Dataset records
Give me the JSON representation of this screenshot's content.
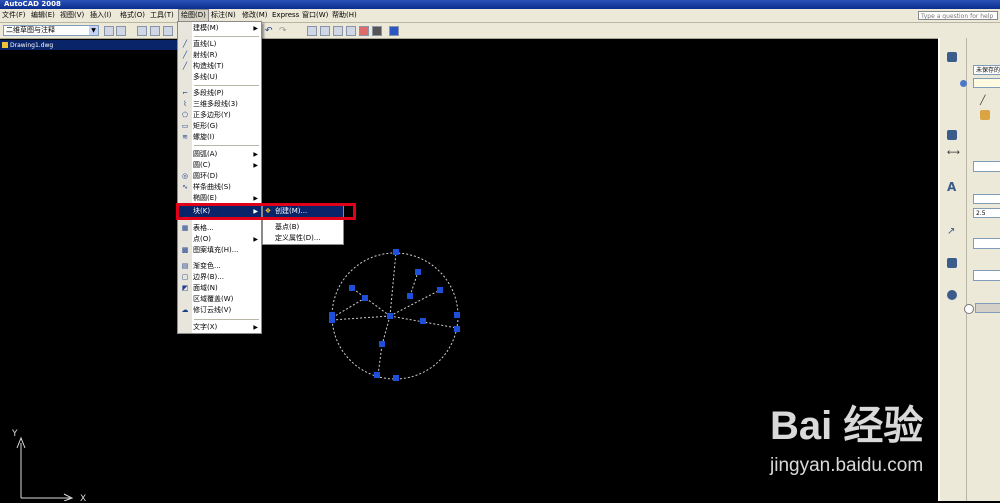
{
  "window": {
    "title": "AutoCAD 2008"
  },
  "menubar": {
    "items": [
      "文件(F)",
      "编辑(E)",
      "视图(V)",
      "插入(I)",
      "格式(O)",
      "工具(T)",
      "绘图(D)",
      "标注(N)",
      "修改(M)",
      "Express",
      "窗口(W)",
      "帮助(H)"
    ],
    "help_placeholder": "Type a question for help"
  },
  "toolbar": {
    "workspace": "二维草图与注释"
  },
  "document": {
    "tab_title": "Drawing1.dwg"
  },
  "draw_menu": {
    "items": [
      {
        "label": "建模(M)",
        "icon": "none",
        "submenu": true
      },
      {
        "label": "直线(L)",
        "icon": "line-icon"
      },
      {
        "label": "射线(R)",
        "icon": "ray-icon"
      },
      {
        "label": "构造线(T)",
        "icon": "xline-icon"
      },
      {
        "label": "多线(U)",
        "icon": "none"
      },
      {
        "label": "多段线(P)",
        "icon": "polyline-icon"
      },
      {
        "label": "三维多段线(3)",
        "icon": "3dpolyline-icon"
      },
      {
        "label": "正多边形(Y)",
        "icon": "polygon-icon"
      },
      {
        "label": "矩形(G)",
        "icon": "rectangle-icon"
      },
      {
        "label": "螺旋(I)",
        "icon": "helix-icon"
      },
      {
        "label": "圆弧(A)",
        "icon": "none",
        "submenu": true
      },
      {
        "label": "圆(C)",
        "icon": "none",
        "submenu": true
      },
      {
        "label": "圆环(D)",
        "icon": "donut-icon"
      },
      {
        "label": "样条曲线(S)",
        "icon": "spline-icon"
      },
      {
        "label": "椭圆(E)",
        "icon": "none",
        "submenu": true
      },
      {
        "label": "块(K)",
        "icon": "none",
        "submenu": true
      },
      {
        "label": "表格...",
        "icon": "table-icon"
      },
      {
        "label": "点(O)",
        "icon": "none",
        "submenu": true
      },
      {
        "label": "图案填充(H)...",
        "icon": "hatch-icon"
      },
      {
        "label": "渐变色...",
        "icon": "gradient-icon"
      },
      {
        "label": "边界(B)...",
        "icon": "boundary-icon"
      },
      {
        "label": "面域(N)",
        "icon": "region-icon"
      },
      {
        "label": "区域覆盖(W)",
        "icon": "none"
      },
      {
        "label": "修订云线(V)",
        "icon": "revcloud-icon"
      },
      {
        "label": "文字(X)",
        "icon": "none",
        "submenu": true
      }
    ]
  },
  "block_submenu": {
    "items": [
      {
        "label": "创建(M)...",
        "icon": "create-block-icon"
      },
      {
        "label": "基点(B)",
        "icon": "none"
      },
      {
        "label": "定义属性(D)...",
        "icon": "none"
      }
    ]
  },
  "palette": {
    "layer_state": "未保存的",
    "text_height": "2.5"
  },
  "ucs": {
    "x_label": "X",
    "y_label": "Y"
  },
  "watermark": {
    "logo": "Bai 经验",
    "url": "jingyan.baidu.com"
  },
  "colors": {
    "accent": "#0a246a",
    "highlight_border": "#e0001a",
    "grip": "#1f4fd9"
  }
}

◆ WHAT IS BEING ASKED ◆
Reproduce each entry verbatim, excluding any embedded images.

◆ FINAL ANSWER ◆
Give me the JSON representation of this screenshot's content.
{
  "window": {
    "title": "AutoCAD 2008"
  },
  "menubar": {
    "items": [
      "文件(F)",
      "编辑(E)",
      "视图(V)",
      "插入(I)",
      "格式(O)",
      "工具(T)",
      "绘图(D)",
      "标注(N)",
      "修改(M)",
      "Express",
      "窗口(W)",
      "帮助(H)"
    ],
    "help_placeholder": "Type a question for help"
  },
  "toolbar": {
    "workspace": "二维草图与注释"
  },
  "document": {
    "tab_title": "Drawing1.dwg"
  },
  "draw_menu": {
    "items": [
      {
        "label": "建模(M)",
        "icon": "none",
        "submenu": true
      },
      {
        "label": "直线(L)",
        "icon": "line-icon"
      },
      {
        "label": "射线(R)",
        "icon": "ray-icon"
      },
      {
        "label": "构造线(T)",
        "icon": "xline-icon"
      },
      {
        "label": "多线(U)",
        "icon": "none"
      },
      {
        "label": "多段线(P)",
        "icon": "polyline-icon"
      },
      {
        "label": "三维多段线(3)",
        "icon": "3dpolyline-icon"
      },
      {
        "label": "正多边形(Y)",
        "icon": "polygon-icon"
      },
      {
        "label": "矩形(G)",
        "icon": "rectangle-icon"
      },
      {
        "label": "螺旋(I)",
        "icon": "helix-icon"
      },
      {
        "label": "圆弧(A)",
        "icon": "none",
        "submenu": true
      },
      {
        "label": "圆(C)",
        "icon": "none",
        "submenu": true
      },
      {
        "label": "圆环(D)",
        "icon": "donut-icon"
      },
      {
        "label": "样条曲线(S)",
        "icon": "spline-icon"
      },
      {
        "label": "椭圆(E)",
        "icon": "none",
        "submenu": true
      },
      {
        "label": "块(K)",
        "icon": "none",
        "submenu": true
      },
      {
        "label": "表格...",
        "icon": "table-icon"
      },
      {
        "label": "点(O)",
        "icon": "none",
        "submenu": true
      },
      {
        "label": "图案填充(H)...",
        "icon": "hatch-icon"
      },
      {
        "label": "渐变色...",
        "icon": "gradient-icon"
      },
      {
        "label": "边界(B)...",
        "icon": "boundary-icon"
      },
      {
        "label": "面域(N)",
        "icon": "region-icon"
      },
      {
        "label": "区域覆盖(W)",
        "icon": "none"
      },
      {
        "label": "修订云线(V)",
        "icon": "revcloud-icon"
      },
      {
        "label": "文字(X)",
        "icon": "none",
        "submenu": true
      }
    ]
  },
  "block_submenu": {
    "items": [
      {
        "label": "创建(M)...",
        "icon": "create-block-icon"
      },
      {
        "label": "基点(B)",
        "icon": "none"
      },
      {
        "label": "定义属性(D)...",
        "icon": "none"
      }
    ]
  },
  "palette": {
    "layer_state": "未保存的",
    "text_height": "2.5"
  },
  "ucs": {
    "x_label": "X",
    "y_label": "Y"
  },
  "watermark": {
    "logo": "Bai 经验",
    "url": "jingyan.baidu.com"
  },
  "colors": {
    "accent": "#0a246a",
    "highlight_border": "#e0001a",
    "grip": "#1f4fd9"
  }
}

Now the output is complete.